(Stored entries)
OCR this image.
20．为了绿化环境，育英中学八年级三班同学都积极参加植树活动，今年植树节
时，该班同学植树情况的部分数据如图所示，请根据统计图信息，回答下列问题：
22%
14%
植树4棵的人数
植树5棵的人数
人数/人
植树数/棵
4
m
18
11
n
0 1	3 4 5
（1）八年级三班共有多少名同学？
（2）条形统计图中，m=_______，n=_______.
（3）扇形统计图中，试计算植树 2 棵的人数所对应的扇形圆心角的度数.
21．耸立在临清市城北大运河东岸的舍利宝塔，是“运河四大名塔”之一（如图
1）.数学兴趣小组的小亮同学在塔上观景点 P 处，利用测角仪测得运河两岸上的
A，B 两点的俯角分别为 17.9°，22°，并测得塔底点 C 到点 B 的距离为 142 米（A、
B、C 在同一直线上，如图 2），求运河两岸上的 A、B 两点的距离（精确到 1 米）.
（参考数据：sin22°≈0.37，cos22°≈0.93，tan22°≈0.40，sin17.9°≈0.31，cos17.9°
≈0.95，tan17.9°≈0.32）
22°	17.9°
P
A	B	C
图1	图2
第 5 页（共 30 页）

[Work to do]: Retype all of the material, keeping each line exact.

[Output of the task]:
OCR this image.
20．为了绿化环境，育英中学八年级三班同学都积极参加植树活动，今年植树节
时，该班同学植树情况的部分数据如图所示，请根据统计图信息，回答下列问题：
22%
14%
植树4棵的人数
植树5棵的人数
人数/人
植树数/棵
4
m
18
11
n
0 1	3 4 5
（1）八年级三班共有多少名同学？
（2）条形统计图中，m=_______，n=_______.
（3）扇形统计图中，试计算植树 2 棵的人数所对应的扇形圆心角的度数.
21．耸立在临清市城北大运河东岸的舍利宝塔，是“运河四大名塔”之一（如图
1）.数学兴趣小组的小亮同学在塔上观景点 P 处，利用测角仪测得运河两岸上的
A，B 两点的俯角分别为 17.9°，22°，并测得塔底点 C 到点 B 的距离为 142 米（A、
B、C 在同一直线上，如图 2），求运河两岸上的 A、B 两点的距离（精确到 1 米）.
（参考数据：sin22°≈0.37，cos22°≈0.93，tan22°≈0.40，sin17.9°≈0.31，cos17.9°
≈0.95，tan17.9°≈0.32）
22°	17.9°
P
A	B	C
图1	图2
第 5 页（共 30 页）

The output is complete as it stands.